Tâche demandée 1 —
Pouvez-vous exprimer en liste JSON de chaînes, à raison d'une chaîne par ligne et sans les lignes vides, les lignes des enregistrements qui commencent à celle contenant « series-line-ex bbox=[206, 108, 2520, 498] » et se poursuivent jusqu'à celle contenant « x-tick-label: -6 bbox=[1933, 1172, 1962, 1208] », ces deux lignes comprises ?

France | France, Tribunal judiciaire de Lille, Jcp, 26 août 2024, 22/10336


TRIBUNAL JUDICIAIRE
de LILLE
[Localité 3]


☎ :[XXXXXXXX01]




N° RG 22/10336 - N° Portalis DBZS-W-B7G-WVV3

N° de Minute : 24/00462

JUGEMENT

DU : 26 Août 2024





S.A. COFIDIS


C/

[S] [J]
[E] [M]

REPUBLIQUE FRANÇAISE

AU NOM DU PEUPLE FRANÇAIS

JUGEMENT DU 26 Août 2024






DANS LE LITIGE ENTRE :

DEMANDEUR(S)


S.A. COFIDIS, dont le siège social est sis [Adresse 4]



représentée par Me Francis DEFFRENNES, avocat au barre

au de LILLE

ET :


DÉFENDEUR(S)

Mme [S] [J], demeurant [Adresse 2] CANADA


M. [E] [M], demeurant [Adresse 2] CANADA



non comparants




COMPOSITION DU TRIBUNAL LORS DES DÉBATS À L'AUDIENCE PUBLIQUE DU 27 ...

Données de l'exercice —
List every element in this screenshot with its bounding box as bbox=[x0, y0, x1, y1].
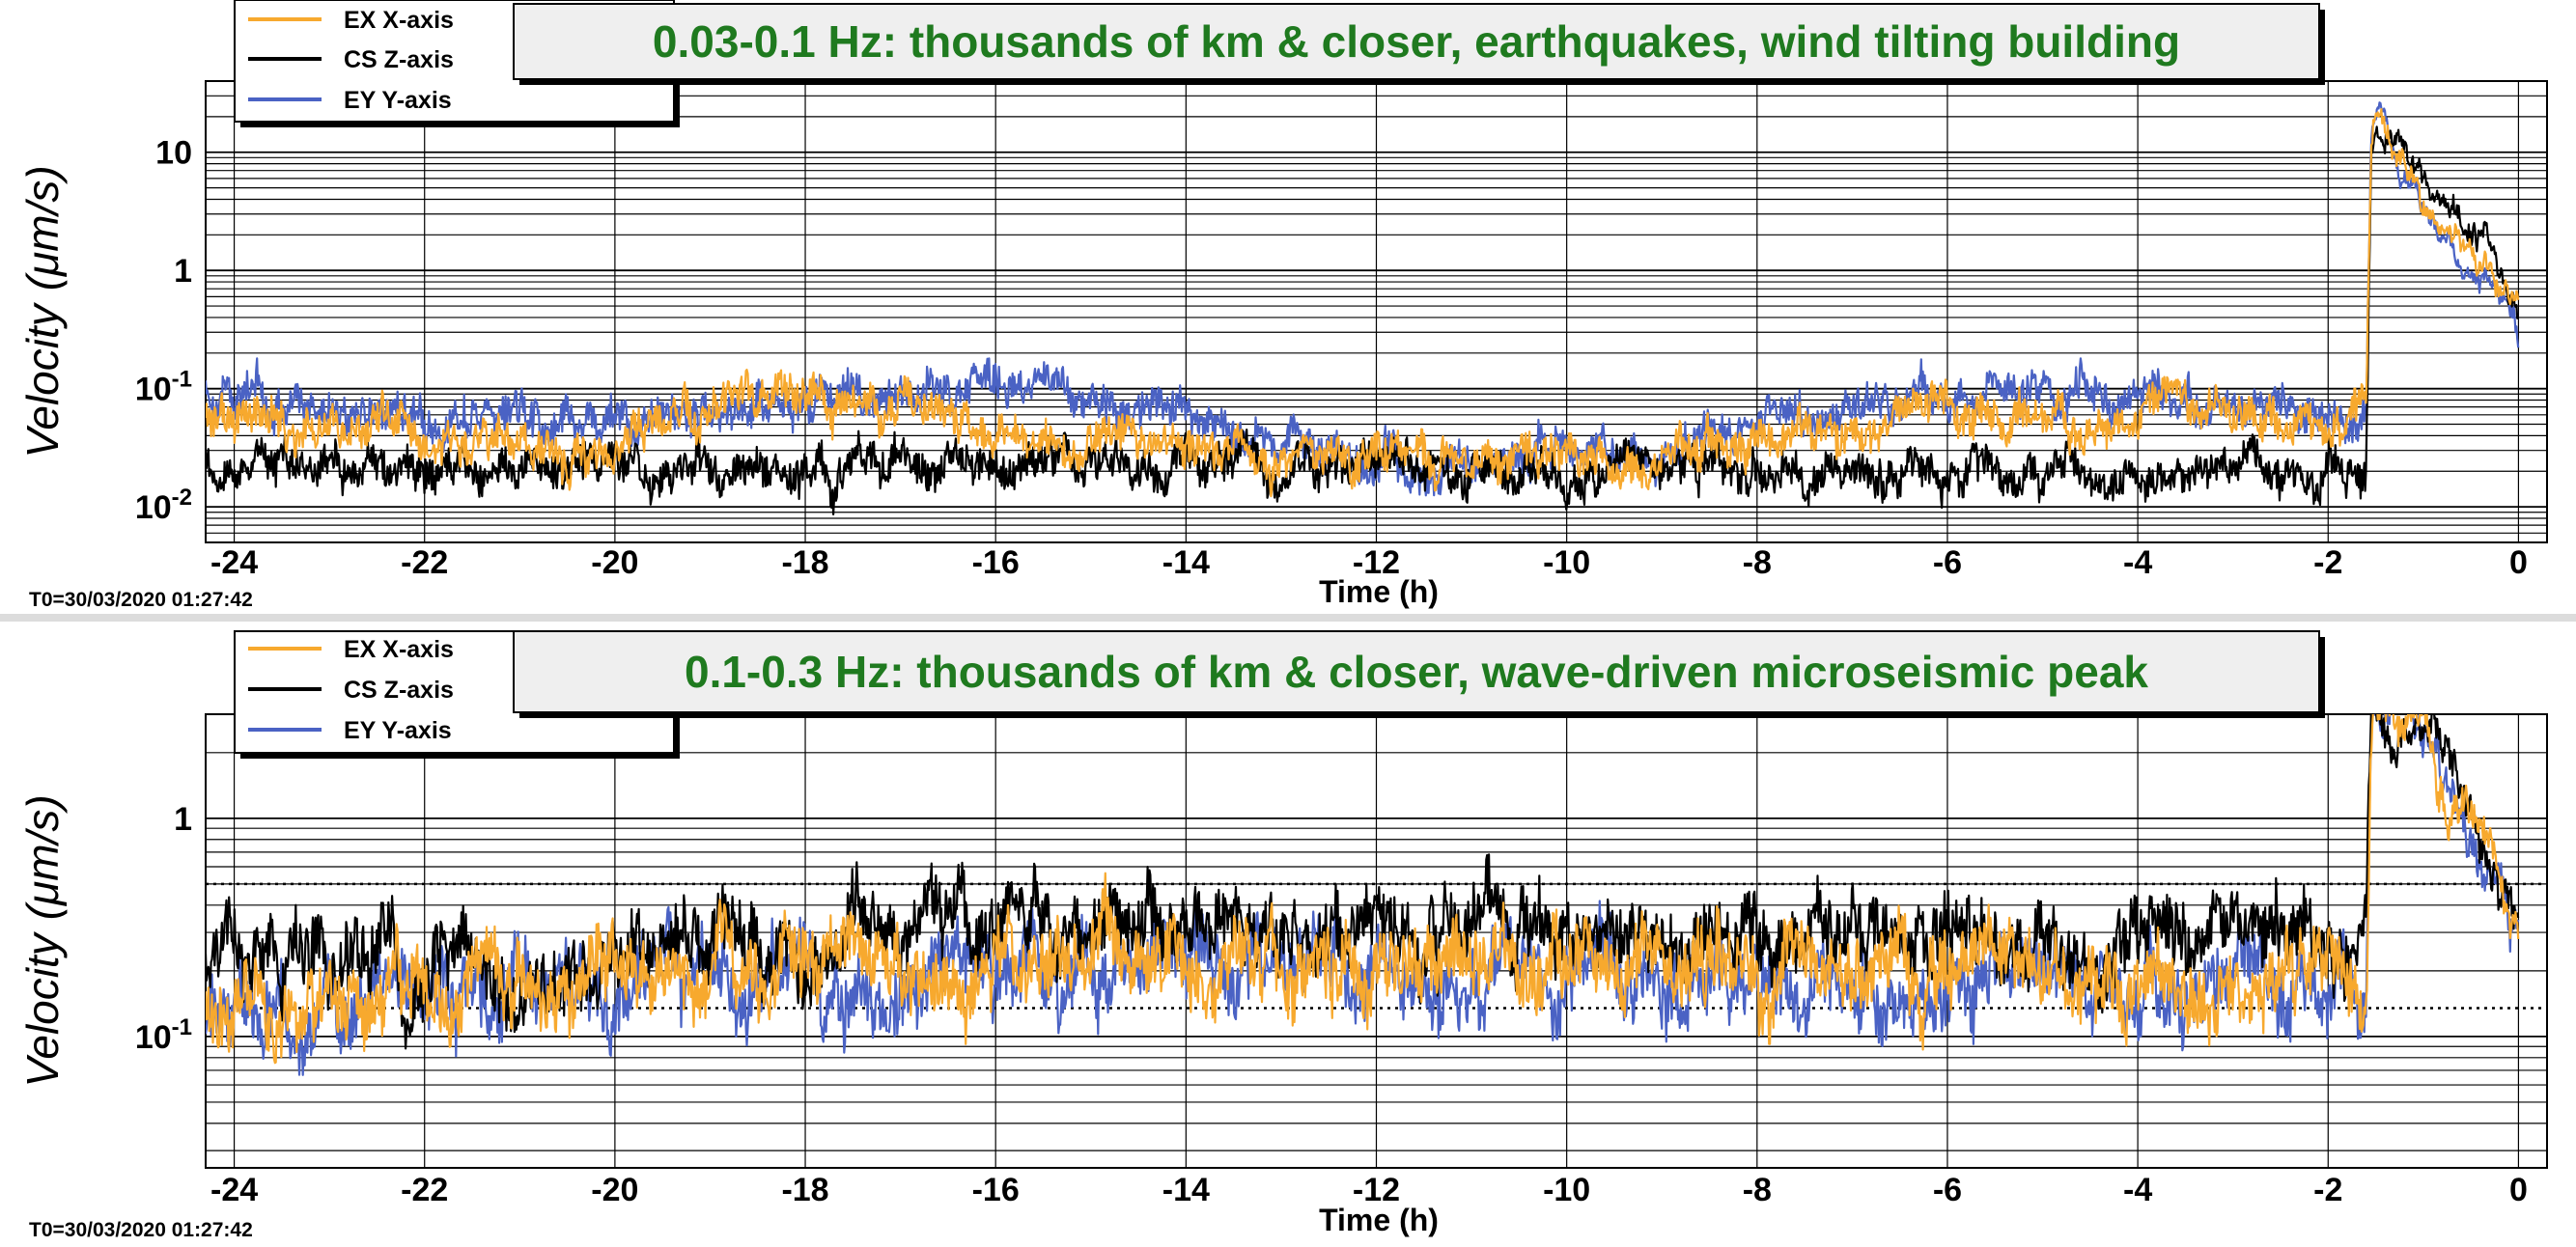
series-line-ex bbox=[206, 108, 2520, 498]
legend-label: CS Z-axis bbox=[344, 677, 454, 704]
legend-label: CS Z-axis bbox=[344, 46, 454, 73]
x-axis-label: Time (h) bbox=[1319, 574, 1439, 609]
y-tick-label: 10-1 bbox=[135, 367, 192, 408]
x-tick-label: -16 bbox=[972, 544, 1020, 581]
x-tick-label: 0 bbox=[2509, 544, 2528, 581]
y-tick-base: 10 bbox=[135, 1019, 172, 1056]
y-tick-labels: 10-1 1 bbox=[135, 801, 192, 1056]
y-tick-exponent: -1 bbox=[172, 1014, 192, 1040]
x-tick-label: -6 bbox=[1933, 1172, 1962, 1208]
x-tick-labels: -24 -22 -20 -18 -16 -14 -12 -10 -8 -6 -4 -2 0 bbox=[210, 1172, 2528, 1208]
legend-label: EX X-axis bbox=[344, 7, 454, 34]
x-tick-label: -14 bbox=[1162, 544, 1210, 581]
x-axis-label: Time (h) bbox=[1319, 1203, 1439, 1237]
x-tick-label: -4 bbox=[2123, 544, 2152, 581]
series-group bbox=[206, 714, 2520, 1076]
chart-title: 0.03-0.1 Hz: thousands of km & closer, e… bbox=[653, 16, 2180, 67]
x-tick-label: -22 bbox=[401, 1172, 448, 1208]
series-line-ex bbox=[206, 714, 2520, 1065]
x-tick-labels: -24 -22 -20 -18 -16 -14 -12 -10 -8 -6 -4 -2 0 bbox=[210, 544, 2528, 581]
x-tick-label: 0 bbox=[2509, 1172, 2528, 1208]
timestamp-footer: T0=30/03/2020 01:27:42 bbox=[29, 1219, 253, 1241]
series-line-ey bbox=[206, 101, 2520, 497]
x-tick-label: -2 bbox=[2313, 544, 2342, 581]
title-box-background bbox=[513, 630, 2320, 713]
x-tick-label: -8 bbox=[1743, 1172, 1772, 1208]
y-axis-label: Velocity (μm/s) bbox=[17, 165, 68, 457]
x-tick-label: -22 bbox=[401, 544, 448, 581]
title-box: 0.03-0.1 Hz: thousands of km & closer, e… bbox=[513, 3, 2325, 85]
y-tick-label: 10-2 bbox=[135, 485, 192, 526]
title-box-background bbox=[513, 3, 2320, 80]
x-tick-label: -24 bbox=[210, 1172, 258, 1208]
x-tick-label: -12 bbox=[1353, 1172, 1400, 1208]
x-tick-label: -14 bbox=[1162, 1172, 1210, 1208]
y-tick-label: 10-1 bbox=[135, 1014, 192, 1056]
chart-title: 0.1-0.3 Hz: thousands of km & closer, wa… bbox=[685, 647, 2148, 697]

Tâche demandée 2 —
Pouvez-vous résumer le document source en deux phrases ?

Solution détaillée 1 —
[
  "series-line-ex bbox=[206, 108, 2520, 498]",
  "legend-label: CS Z-axis bbox=[344, 677, 454, 704]",
  "legend-label: CS Z-axis bbox=[344, 46, 454, 73]",
  "x-axis-label: Time (h) bbox=[1319, 574, 1439, 609]",
  "y-tick-label: 10-1 bbox=[135, 367, 192, 408]",
  "x-tick-label: -16 bbox=[972, 544, 1020, 581]",
  "x-tick-label: 0 bbox=[2509, 544, 2528, 581]",
  "y-tick-base: 10 bbox=[135, 1019, 172, 1056]",
  "y-tick-labels: 10-1 1 bbox=[135, 801, 192, 1056]",
  "y-tick-exponent: -1 bbox=[172, 1014, 192, 1040]",
  "x-tick-label: -6 bbox=[1933, 1172, 1962, 1208]"
]

Solution détaillée 2 —
Ce jugement du tribunal judiciaire de Lille, rendu le 26 août 2024 sous le N° RG 22/10336, oppose la S.A. COFIDIS, demanderesse représentée par Me Francis DEFFRENNES, à Mme [S] [J] et M. [E] [M]. Les deux défendeurs, qui demeurent au Canada, sont non comparants.